*** Opening of Document text ***

Synopsis

In this study, newly proposed combined consecutive qMT acquisition scheme was compared with individual MT scan method. Proposed method provides a similar but slightly improved qMT map with slightly higher MT saturation in a clinically feasible scan time. The effect of varying NEX on signal variation of F-map was also investigated. These results suggest that NEX with 2 or 3 is appropriate for the patient scan when considering acquisition time. The EP-vfMT F-map shows high reproducibility (averaged voxel-wise correlation was 0.94 ± 0.03, n=5). These features make the proposed method appealing for clinical neuroimaging applications.

Introduction

Quantitative MT(qMT)method can quantify distinct tissue characteristics by using multiple sets of MT data. Several studies have found that, among the measured quantified tissue characteristics bound-pool fraction map (F-map) has a good sensitivity to measure changes in myelin concentration within the brain^1-4. Because of the much longer acquisition time and much higher SAR, however, neurological disease patient studies using qMT are not well utilized yet. Recently, we have proposed Segmented EPI readout Variable Flip angle Magnetization Transfer (EP-vfMT) as a new qMT acquisition method and demonstrated the clinical feasibility^5-6. The method utilizes a 3D segmented EPI readout and variable flip angle to reduce scan time and SAR efficiently.

In general, roughly ten individual MT scans with different combinations of MT RF flip angles and offset frequencies are conducted for qMT map calculation. In terms of workflow, repeating ten individual MT scan with different MT parameters is not easy to the operator particularly with patient scans. If the multiple qMT scans could be combined into one or two scan, the workflow would be easier.

For clinical use, reproducibility is an important feature. In qMT, tissue characteristics are estimated by fitting. In terms of reproducibility and accurate signal fitting, adequate SNR is essential. However, the effect of SNR on image quality of qMT has not been investigated yet.

In this work, we have 1) proposed a more efficient qMT acquisition scheme and 2) explored the image quality of qMT map as a function of a number of excitation (NEX) to gain some insight into the optimal average number. Additionally, 3) intra-session reproducibility was estimated using a scan-reposition-rescan protocol.

Methods

Data were collected from an ex-vivo, and 5 healthy controls (IRB approved) at 3T (Prisma, Siemens).

The EP-vfMT sequence diagrams are shown in Fig. 1(A). To cover a 3D volume rapidly and reduce EPI-associated artifacts, a 3D segmented EPI readout was utilized. In order to reduce SAR while maintaining similar MT saturation to conventional MT, the flip angle of the MT RF was varied as a function of the slice-encoding index (Fig. 1(B)).

*** Close of Document text ***
*** Opening of Data extracts ***

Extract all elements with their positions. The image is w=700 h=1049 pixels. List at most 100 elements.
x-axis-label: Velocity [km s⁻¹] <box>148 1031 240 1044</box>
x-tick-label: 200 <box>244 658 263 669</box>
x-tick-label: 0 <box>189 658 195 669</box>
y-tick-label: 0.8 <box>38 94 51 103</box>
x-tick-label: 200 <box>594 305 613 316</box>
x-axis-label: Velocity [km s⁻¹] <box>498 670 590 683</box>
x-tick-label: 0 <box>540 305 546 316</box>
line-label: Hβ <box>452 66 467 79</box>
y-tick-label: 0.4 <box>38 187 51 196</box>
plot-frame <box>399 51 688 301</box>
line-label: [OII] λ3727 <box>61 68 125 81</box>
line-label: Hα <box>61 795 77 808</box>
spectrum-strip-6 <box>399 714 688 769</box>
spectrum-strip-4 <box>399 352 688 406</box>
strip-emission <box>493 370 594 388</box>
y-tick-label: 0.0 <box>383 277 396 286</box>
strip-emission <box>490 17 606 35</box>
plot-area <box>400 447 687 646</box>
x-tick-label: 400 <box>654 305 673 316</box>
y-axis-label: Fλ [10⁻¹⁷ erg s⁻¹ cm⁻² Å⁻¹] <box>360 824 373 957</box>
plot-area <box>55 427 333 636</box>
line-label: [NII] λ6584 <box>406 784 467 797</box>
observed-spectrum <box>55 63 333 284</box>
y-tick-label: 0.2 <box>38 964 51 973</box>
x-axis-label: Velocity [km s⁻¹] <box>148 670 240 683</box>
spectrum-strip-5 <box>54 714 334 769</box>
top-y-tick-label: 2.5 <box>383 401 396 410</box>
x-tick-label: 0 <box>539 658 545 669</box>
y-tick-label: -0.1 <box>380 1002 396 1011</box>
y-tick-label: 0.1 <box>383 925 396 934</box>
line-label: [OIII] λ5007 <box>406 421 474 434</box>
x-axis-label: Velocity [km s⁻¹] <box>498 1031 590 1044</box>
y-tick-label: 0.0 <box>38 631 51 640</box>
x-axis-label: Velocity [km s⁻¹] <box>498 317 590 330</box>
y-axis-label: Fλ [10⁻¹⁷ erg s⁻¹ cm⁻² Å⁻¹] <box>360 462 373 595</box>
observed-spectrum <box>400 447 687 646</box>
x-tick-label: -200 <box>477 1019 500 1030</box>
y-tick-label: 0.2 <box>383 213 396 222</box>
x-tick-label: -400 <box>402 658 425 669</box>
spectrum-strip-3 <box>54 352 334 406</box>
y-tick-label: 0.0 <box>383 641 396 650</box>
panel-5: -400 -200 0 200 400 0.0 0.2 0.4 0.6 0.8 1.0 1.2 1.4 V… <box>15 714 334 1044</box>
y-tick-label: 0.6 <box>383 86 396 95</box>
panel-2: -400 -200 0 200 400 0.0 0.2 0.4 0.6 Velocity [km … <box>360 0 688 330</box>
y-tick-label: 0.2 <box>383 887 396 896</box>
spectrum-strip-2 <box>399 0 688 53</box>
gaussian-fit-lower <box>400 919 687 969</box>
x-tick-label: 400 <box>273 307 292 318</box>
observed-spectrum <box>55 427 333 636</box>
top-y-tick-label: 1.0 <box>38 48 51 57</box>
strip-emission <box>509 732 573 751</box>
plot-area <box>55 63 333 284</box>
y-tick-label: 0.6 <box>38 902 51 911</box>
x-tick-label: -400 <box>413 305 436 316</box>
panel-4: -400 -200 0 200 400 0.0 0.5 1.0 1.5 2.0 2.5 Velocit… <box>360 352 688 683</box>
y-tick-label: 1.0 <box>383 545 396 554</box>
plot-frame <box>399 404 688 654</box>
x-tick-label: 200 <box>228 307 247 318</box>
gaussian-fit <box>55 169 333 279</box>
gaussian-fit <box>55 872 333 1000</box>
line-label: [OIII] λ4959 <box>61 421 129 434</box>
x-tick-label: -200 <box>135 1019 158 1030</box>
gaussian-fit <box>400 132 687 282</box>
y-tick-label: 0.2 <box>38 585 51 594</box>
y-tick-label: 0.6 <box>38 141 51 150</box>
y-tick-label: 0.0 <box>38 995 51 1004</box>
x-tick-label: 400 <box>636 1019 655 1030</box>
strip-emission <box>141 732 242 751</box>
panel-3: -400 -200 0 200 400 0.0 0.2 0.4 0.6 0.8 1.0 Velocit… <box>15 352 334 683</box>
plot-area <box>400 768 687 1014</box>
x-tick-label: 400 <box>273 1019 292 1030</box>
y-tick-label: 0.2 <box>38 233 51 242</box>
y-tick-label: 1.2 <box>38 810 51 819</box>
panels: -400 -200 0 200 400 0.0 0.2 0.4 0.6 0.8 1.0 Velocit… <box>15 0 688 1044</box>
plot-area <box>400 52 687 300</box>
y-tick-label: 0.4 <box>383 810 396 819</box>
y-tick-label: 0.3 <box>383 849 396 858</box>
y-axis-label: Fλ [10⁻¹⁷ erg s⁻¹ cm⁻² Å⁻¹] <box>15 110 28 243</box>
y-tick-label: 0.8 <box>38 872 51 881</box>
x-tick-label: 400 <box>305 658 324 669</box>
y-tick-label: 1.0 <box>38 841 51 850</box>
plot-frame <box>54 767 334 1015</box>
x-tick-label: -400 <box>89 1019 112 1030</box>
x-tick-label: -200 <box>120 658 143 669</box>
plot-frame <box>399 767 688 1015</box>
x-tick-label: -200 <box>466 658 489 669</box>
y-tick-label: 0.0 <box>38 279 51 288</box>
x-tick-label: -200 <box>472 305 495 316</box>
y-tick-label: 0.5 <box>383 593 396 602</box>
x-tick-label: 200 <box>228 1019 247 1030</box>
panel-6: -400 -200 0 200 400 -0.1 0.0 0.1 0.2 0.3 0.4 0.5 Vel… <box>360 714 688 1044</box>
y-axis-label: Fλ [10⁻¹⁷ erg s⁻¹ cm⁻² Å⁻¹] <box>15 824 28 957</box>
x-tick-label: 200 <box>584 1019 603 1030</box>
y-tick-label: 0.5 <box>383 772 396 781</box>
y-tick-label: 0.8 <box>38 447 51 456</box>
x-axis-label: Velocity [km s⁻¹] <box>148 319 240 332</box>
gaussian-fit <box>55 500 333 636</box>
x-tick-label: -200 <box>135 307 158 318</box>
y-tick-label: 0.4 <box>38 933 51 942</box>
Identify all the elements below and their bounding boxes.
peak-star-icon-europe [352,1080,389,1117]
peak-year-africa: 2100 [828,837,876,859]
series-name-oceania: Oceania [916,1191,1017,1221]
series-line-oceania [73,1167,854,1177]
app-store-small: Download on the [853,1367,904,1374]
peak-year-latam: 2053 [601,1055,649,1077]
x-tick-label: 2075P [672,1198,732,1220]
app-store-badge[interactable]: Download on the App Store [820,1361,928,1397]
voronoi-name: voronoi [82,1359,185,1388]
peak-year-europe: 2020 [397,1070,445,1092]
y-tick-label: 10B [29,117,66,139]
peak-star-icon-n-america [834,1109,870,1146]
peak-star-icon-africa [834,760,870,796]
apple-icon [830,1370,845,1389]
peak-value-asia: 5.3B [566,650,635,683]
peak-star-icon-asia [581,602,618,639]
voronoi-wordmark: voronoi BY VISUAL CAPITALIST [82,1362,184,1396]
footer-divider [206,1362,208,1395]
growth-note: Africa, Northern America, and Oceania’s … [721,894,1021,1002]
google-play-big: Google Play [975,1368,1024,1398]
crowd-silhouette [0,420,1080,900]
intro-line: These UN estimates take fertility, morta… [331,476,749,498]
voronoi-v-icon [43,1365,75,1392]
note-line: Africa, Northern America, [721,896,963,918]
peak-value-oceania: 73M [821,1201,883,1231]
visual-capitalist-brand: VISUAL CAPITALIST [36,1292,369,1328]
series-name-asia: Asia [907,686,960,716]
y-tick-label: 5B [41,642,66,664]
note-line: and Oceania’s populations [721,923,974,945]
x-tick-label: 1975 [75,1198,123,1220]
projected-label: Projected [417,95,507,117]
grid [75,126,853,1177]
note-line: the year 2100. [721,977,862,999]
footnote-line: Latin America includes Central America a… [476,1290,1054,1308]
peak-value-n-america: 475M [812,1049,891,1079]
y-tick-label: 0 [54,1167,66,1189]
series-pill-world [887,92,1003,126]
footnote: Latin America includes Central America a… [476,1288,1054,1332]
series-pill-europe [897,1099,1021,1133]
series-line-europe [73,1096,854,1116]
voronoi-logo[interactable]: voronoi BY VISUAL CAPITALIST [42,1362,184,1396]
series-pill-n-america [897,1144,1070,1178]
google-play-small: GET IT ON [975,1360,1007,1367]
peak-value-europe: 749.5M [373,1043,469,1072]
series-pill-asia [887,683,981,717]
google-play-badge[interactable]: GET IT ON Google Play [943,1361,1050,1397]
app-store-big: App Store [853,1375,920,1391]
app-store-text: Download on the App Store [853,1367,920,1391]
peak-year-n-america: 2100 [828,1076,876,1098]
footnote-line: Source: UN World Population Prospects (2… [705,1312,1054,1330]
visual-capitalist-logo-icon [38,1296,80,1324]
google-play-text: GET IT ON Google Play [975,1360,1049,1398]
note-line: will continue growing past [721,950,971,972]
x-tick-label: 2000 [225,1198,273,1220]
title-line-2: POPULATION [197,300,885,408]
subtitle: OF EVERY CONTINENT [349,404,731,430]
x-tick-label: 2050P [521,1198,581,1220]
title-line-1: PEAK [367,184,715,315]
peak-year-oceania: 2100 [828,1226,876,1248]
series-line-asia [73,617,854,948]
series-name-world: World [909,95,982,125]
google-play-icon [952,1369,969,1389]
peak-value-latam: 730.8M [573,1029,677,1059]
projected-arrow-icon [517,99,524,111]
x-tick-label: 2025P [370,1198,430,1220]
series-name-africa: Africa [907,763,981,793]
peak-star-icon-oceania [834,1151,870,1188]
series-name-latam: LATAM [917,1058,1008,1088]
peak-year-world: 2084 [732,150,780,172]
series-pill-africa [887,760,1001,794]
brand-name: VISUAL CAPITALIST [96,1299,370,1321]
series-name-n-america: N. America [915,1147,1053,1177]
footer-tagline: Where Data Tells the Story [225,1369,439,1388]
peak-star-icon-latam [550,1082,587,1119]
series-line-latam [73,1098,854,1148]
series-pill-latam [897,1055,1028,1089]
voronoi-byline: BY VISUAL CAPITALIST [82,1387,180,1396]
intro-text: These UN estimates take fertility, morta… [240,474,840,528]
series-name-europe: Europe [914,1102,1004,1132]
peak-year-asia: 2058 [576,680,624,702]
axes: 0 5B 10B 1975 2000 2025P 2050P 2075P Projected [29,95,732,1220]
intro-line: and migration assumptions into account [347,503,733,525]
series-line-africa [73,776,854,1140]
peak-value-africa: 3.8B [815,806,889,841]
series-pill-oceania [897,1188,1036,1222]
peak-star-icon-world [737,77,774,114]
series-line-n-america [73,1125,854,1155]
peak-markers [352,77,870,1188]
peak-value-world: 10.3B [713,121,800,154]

*** Close of Data extracts ***

*Required tasks*:
1. Answer these questions using the qMT abstract:
(a) What averaged voxel-wise correlation does the EP-vfMT F-map show?
(b) On what scanner were the data collected?
(c) About how many individual MT scans are generally run for qMT map calculation?
2. Print the part of the qMT abstract that begins at the words "The EP-vfMT sequence" and stops after "index (Fig. 1(B)).".
The rows have no role here.

*Solutions in order*:
1.
(a) 0.94 ± 0.03 (n=5)
(b) A 3T Prisma scanner from Siemens
(c) Roughly ten

2.
The EP-vfMT sequence diagrams are shown in Fig. 1(A). To cover a 3D volume rapidly and reduce EPI-associated artifacts, a 3D segmented EPI readout was utilized. In order to reduce SAR while maintaining similar MT saturation to conventional MT, the flip angle of the MT RF was varied as a function of the slice-encoding index (Fig. 1(B)).